### Problem to work on
Please transcribe the entries below exactly and leave out every picture.
[[ Available data, beginning ]]
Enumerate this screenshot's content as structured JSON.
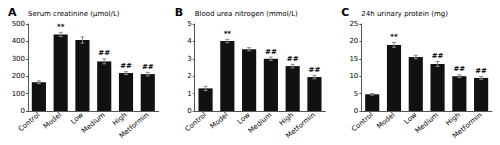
{
  "chart_data": [
    {
      "type": "bar",
      "title": "A",
      "ylabel": "Serum creatinine (μmol/L)",
      "categories": [
        "Control",
        "Model",
        "Low",
        "Medium",
        "High",
        "Metformin"
      ],
      "values": [
        165,
        440,
        408,
        285,
        218,
        212
      ],
      "errors": [
        8,
        12,
        18,
        14,
        8,
        10
      ],
      "annotations": [
        null,
        "**",
        null,
        "##",
        "##",
        "##"
      ],
      "color": "#111111",
      "ylim": [
        0,
        500
      ],
      "yticks": [
        0,
        100,
        200,
        300,
        400,
        500
      ],
      "grid": false
    },
    {
      "type": "bar",
      "title": "B",
      "ylabel": "Blood urea nitrogen (mmol/L)",
      "categories": [
        "Control",
        "Model",
        "Low",
        "Medium",
        "High",
        "Metformin"
      ],
      "values": [
        1.3,
        4.02,
        3.55,
        3.0,
        2.58,
        1.95
      ],
      "errors": [
        0.12,
        0.1,
        0.09,
        0.1,
        0.1,
        0.1
      ],
      "annotations": [
        null,
        "**",
        null,
        "##",
        "##",
        "##"
      ],
      "color": "#111111",
      "ylim": [
        0,
        5
      ],
      "yticks": [
        0,
        1,
        2,
        3,
        4,
        5
      ],
      "grid": false
    },
    {
      "type": "bar",
      "title": "C",
      "ylabel": "24h urinary protein (mg)",
      "categories": [
        "Control",
        "Model",
        "Low",
        "Medium",
        "High",
        "Metformin"
      ],
      "values": [
        4.8,
        19.0,
        15.5,
        13.5,
        10.0,
        9.5
      ],
      "errors": [
        0.25,
        0.7,
        0.5,
        0.7,
        0.4,
        0.4
      ],
      "annotations": [
        null,
        "**",
        null,
        "##",
        "##",
        "##"
      ],
      "color": "#111111",
      "ylim": [
        0,
        25
      ],
      "yticks": [
        0,
        5,
        10,
        15,
        20,
        25
      ],
      "grid": false
    }
  ]
}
[[ Available data, end ]]
### Answer to this task
Enumerate this screenshot's content as structured JSON.
{
  "chart_data": [
    {
      "type": "bar",
      "title": "A",
      "ylabel": "Serum creatinine (μmol/L)",
      "categories": [
        "Control",
        "Model",
        "Low",
        "Medium",
        "High",
        "Metformin"
      ],
      "values": [
        165,
        440,
        408,
        285,
        218,
        212
      ],
      "errors": [
        8,
        12,
        18,
        14,
        8,
        10
      ],
      "annotations": [
        null,
        "**",
        null,
        "##",
        "##",
        "##"
      ],
      "color": "#111111",
      "ylim": [
        0,
        500
      ],
      "yticks": [
        0,
        100,
        200,
        300,
        400,
        500
      ],
      "grid": false
    },
    {
      "type": "bar",
      "title": "B",
      "ylabel": "Blood urea nitrogen (mmol/L)",
      "categories": [
        "Control",
        "Model",
        "Low",
        "Medium",
        "High",
        "Metformin"
      ],
      "values": [
        1.3,
        4.02,
        3.55,
        3.0,
        2.58,
        1.95
      ],
      "errors": [
        0.12,
        0.1,
        0.09,
        0.1,
        0.1,
        0.1
      ],
      "annotations": [
        null,
        "**",
        null,
        "##",
        "##",
        "##"
      ],
      "color": "#111111",
      "ylim": [
        0,
        5
      ],
      "yticks": [
        0,
        1,
        2,
        3,
        4,
        5
      ],
      "grid": false
    },
    {
      "type": "bar",
      "title": "C",
      "ylabel": "24h urinary protein (mg)",
      "categories": [
        "Control",
        "Model",
        "Low",
        "Medium",
        "High",
        "Metformin"
      ],
      "values": [
        4.8,
        19.0,
        15.5,
        13.5,
        10.0,
        9.5
      ],
      "errors": [
        0.25,
        0.7,
        0.5,
        0.7,
        0.4,
        0.4
      ],
      "annotations": [
        null,
        "**",
        null,
        "##",
        "##",
        "##"
      ],
      "color": "#111111",
      "ylim": [
        0,
        25
      ],
      "yticks": [
        0,
        5,
        10,
        15,
        20,
        25
      ],
      "grid": false
    }
  ]
}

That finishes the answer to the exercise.